- Aim: Go through the data below and gather each line containing "text".

(Dataset excerpt)
- - - -
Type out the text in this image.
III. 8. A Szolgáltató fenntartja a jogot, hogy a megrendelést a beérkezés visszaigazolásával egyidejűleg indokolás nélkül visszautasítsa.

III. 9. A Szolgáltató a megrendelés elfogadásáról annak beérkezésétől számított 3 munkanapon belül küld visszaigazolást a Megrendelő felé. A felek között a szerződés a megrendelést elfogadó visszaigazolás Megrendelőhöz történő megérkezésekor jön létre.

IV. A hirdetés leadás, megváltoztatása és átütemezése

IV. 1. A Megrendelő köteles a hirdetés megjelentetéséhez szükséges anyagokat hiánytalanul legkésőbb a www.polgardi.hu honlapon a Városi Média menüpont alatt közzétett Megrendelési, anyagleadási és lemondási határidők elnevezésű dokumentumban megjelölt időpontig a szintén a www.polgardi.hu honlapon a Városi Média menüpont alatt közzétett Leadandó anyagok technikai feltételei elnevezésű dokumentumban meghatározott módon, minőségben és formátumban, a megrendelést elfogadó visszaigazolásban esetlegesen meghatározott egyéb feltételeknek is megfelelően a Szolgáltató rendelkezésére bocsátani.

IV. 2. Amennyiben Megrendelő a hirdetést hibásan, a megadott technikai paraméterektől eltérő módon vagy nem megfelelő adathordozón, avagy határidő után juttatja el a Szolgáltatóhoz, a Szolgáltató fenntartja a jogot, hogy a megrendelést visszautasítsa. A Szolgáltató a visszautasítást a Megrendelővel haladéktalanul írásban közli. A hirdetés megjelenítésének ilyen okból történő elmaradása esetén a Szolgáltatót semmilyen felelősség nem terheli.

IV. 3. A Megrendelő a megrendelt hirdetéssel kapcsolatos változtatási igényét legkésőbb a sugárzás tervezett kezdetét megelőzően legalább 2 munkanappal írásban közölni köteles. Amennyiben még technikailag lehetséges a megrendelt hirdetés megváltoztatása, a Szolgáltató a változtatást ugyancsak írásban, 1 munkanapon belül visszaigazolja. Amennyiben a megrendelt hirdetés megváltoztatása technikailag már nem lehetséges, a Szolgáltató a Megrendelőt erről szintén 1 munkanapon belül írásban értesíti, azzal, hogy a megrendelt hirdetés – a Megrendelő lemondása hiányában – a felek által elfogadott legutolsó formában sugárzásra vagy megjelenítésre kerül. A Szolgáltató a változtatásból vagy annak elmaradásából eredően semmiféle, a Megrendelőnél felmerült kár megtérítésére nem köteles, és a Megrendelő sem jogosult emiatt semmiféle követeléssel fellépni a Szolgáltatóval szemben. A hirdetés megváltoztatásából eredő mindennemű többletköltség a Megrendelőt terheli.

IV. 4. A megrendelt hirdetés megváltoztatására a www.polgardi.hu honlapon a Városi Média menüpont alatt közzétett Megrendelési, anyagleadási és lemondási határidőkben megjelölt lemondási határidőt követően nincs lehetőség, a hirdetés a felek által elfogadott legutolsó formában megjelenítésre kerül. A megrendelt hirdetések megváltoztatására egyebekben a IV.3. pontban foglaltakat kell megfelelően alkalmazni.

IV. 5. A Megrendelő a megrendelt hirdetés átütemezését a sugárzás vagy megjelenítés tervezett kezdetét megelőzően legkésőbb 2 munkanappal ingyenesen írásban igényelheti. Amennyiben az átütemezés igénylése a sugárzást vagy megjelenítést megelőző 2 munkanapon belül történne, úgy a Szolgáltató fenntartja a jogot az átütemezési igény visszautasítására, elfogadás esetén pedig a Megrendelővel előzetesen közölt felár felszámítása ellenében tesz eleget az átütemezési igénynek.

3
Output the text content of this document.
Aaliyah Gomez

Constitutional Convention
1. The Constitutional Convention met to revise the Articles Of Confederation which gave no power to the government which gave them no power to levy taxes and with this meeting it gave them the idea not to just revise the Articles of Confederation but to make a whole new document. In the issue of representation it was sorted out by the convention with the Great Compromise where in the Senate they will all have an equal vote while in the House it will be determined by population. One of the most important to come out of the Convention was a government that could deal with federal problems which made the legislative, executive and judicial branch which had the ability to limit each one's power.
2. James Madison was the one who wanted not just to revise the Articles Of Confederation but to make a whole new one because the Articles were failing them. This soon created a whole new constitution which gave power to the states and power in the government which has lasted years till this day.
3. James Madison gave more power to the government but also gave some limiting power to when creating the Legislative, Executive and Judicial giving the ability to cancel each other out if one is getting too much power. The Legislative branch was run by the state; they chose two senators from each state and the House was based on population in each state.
- - - -
- Written response:
Type out the text in this image.
Output the text content of this document.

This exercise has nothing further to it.